## EXERCISE DESCRIPTION
Extract and list every line that contains the word "sign".

[Collected data]
====================

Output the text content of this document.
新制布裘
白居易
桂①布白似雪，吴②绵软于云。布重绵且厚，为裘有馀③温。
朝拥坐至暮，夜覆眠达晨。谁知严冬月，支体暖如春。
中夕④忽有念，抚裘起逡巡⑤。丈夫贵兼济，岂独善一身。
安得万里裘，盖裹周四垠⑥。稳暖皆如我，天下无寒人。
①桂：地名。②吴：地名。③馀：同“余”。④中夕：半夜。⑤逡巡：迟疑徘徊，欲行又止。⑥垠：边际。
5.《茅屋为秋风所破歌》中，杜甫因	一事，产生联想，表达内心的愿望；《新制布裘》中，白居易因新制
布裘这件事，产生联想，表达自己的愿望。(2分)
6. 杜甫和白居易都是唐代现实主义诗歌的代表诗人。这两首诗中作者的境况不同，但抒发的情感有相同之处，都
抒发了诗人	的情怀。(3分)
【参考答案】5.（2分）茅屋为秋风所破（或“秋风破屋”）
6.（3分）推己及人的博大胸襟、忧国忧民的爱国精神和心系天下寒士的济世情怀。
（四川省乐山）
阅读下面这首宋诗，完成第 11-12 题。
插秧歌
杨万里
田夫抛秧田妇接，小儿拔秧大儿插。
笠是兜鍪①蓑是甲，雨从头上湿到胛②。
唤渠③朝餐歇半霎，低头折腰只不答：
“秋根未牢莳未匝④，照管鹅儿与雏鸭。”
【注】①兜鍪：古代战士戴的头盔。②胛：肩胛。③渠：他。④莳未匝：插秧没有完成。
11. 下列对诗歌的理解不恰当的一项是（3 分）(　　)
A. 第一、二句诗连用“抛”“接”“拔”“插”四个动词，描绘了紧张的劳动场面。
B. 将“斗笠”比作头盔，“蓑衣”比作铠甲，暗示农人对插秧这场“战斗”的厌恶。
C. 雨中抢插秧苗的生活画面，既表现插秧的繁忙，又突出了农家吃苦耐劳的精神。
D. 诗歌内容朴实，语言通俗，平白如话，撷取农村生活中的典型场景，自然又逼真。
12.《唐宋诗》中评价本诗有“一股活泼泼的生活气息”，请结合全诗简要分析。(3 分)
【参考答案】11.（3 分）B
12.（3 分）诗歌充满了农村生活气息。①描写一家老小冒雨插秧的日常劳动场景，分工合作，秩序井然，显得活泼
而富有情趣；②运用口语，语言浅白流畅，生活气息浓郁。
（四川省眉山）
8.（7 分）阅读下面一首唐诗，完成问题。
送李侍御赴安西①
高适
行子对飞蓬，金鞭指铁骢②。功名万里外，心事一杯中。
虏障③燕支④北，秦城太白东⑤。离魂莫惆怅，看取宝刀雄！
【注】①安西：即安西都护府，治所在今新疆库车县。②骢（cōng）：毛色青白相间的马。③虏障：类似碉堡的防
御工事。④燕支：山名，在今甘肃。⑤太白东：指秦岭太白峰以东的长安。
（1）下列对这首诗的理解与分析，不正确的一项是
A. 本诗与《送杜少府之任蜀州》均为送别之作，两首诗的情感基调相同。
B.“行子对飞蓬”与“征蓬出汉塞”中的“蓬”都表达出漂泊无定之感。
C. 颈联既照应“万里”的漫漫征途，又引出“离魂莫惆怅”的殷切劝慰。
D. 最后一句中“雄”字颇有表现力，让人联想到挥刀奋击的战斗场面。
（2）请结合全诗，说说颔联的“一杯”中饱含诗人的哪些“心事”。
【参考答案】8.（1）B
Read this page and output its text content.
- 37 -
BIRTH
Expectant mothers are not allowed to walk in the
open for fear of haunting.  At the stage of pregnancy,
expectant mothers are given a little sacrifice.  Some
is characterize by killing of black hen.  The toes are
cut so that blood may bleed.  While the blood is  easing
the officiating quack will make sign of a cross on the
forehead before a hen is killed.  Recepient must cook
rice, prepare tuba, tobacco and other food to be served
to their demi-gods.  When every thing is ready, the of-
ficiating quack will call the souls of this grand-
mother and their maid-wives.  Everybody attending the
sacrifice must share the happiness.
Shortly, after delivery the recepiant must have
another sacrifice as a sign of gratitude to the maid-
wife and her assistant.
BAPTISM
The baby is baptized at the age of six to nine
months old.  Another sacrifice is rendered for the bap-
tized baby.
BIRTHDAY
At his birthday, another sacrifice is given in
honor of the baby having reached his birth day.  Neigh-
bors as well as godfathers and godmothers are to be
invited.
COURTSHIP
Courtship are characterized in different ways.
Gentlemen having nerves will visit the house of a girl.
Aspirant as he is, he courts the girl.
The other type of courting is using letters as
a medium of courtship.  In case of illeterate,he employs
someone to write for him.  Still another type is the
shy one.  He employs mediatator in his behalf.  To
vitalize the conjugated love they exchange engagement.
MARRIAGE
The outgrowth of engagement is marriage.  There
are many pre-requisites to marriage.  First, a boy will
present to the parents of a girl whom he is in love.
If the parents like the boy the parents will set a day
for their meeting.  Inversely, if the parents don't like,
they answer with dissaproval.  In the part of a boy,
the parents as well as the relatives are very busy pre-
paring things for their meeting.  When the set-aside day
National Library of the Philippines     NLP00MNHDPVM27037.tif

====================

## SOLUTION
the officiating quack will make sign of a cross on the
another sacrifice as a sign of gratitude to the maid-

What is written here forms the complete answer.